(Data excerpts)
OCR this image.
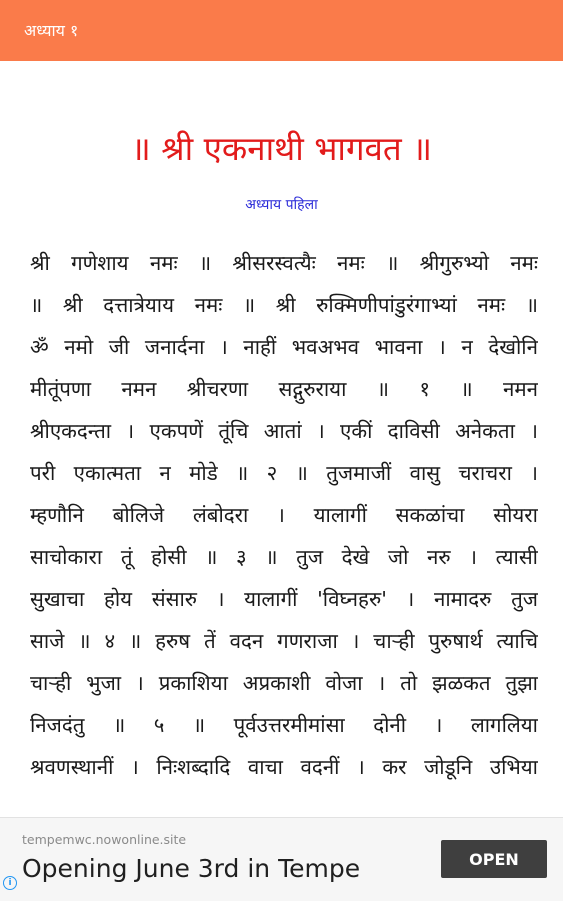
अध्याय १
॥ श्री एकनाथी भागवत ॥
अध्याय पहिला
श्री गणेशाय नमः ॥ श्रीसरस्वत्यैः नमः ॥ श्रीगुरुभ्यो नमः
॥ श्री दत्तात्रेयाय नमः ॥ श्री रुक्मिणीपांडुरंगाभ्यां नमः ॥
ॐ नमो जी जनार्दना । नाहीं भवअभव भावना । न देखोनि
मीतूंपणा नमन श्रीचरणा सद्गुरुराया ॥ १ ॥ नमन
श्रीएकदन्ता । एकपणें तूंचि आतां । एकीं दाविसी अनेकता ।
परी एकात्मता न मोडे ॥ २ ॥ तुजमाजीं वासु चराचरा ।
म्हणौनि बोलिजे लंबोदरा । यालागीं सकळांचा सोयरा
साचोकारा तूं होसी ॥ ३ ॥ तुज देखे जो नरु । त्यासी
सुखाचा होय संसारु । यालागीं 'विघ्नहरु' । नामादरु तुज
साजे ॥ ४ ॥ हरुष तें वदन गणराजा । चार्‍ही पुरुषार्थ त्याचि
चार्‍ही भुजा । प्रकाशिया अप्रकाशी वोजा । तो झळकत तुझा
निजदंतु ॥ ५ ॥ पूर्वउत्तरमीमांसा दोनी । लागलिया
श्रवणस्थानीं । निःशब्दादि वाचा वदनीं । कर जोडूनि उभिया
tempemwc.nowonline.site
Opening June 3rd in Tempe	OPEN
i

---

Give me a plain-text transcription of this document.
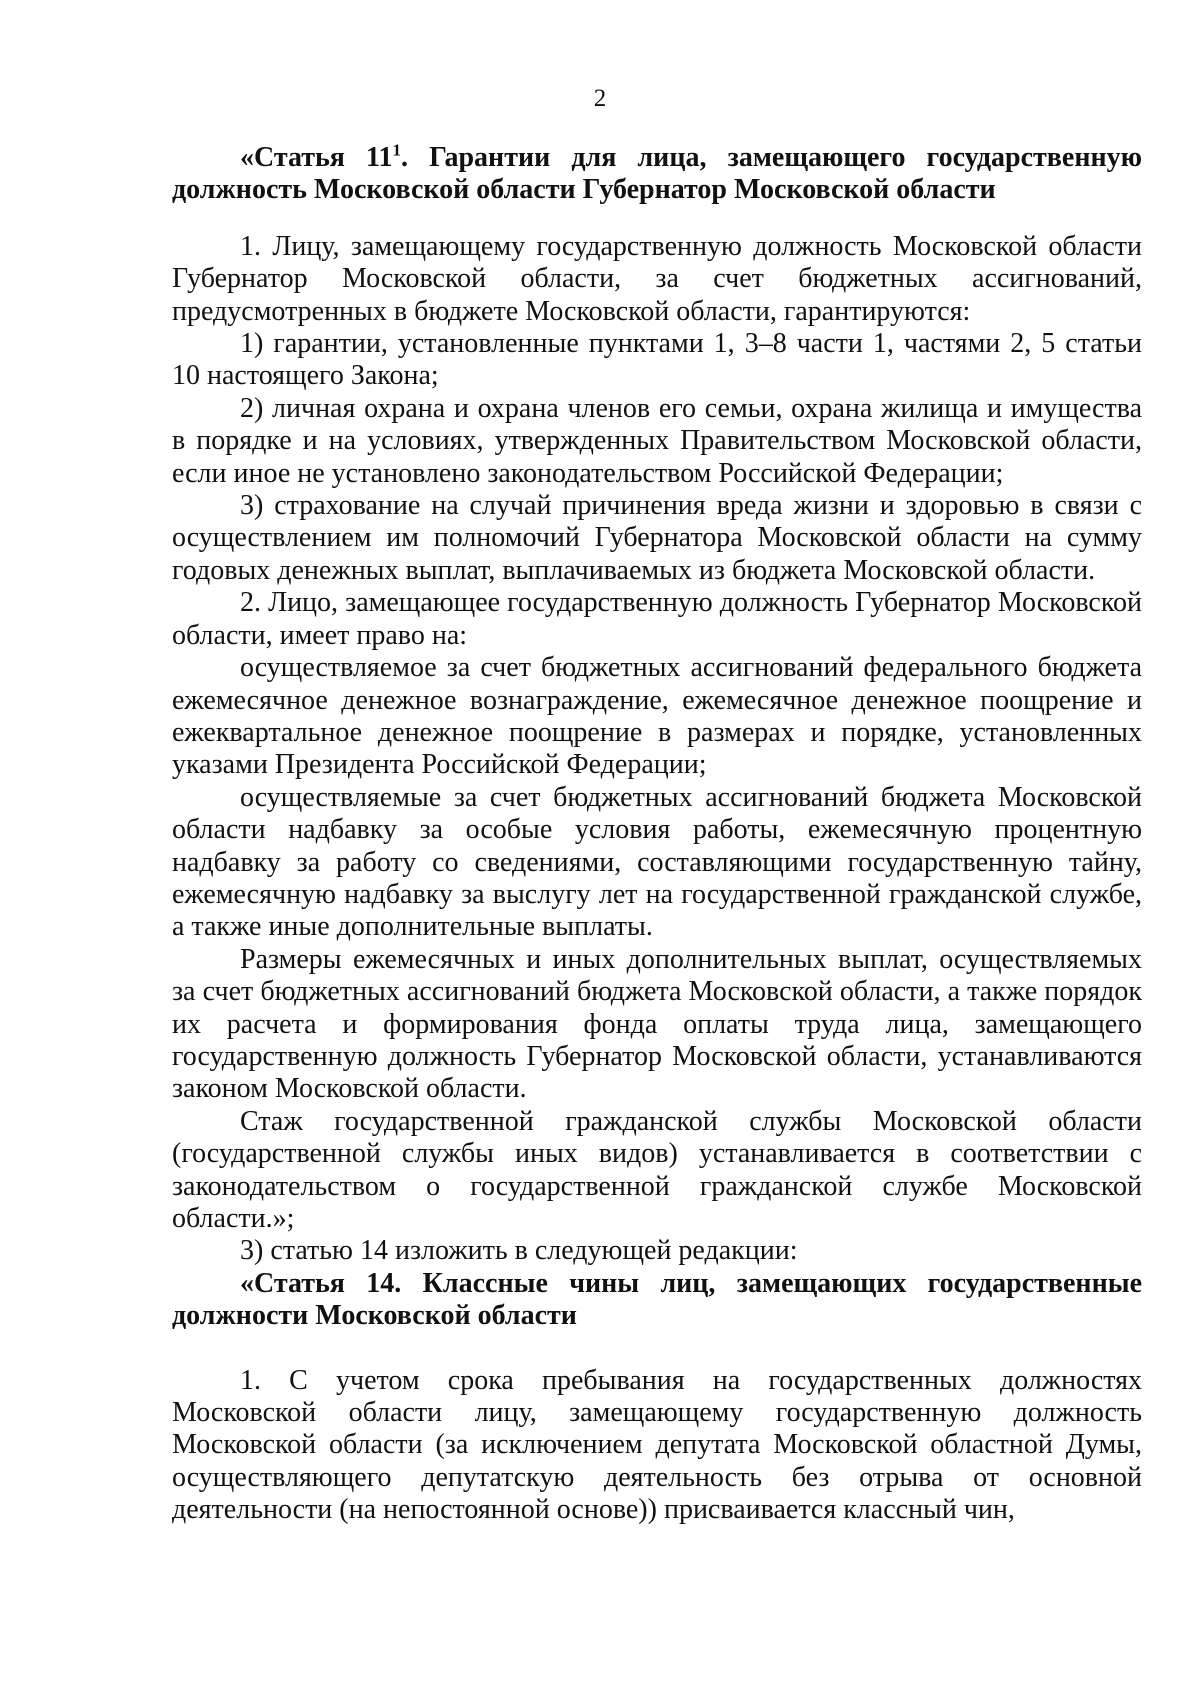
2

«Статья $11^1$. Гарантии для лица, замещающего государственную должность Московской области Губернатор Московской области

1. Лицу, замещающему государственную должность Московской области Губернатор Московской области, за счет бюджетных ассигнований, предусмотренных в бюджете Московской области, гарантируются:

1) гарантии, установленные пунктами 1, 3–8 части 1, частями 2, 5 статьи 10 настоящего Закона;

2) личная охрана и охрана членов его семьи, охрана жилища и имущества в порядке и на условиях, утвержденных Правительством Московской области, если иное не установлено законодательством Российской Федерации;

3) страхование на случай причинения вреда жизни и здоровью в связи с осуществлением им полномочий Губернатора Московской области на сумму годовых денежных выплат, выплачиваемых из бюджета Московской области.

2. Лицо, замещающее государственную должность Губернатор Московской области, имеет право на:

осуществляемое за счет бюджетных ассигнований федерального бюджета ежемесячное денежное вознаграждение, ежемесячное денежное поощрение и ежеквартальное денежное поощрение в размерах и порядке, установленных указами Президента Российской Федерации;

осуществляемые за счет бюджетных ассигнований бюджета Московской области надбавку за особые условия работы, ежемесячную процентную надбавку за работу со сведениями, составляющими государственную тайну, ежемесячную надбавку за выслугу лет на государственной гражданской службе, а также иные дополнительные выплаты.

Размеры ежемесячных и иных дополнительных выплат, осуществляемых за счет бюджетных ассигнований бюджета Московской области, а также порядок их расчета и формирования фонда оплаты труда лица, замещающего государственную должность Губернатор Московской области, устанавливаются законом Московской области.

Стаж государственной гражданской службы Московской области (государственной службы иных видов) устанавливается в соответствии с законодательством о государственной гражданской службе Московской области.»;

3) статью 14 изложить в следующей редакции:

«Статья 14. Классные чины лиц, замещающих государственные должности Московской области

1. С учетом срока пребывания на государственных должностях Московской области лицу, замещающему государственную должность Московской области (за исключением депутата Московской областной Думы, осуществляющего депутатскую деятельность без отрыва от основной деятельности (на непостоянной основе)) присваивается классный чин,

▶ DIRECTIVE:
Tally the lines of the data that hold the string "this". Answer with the number and nothing more.

▶ FINAL RESULT:
2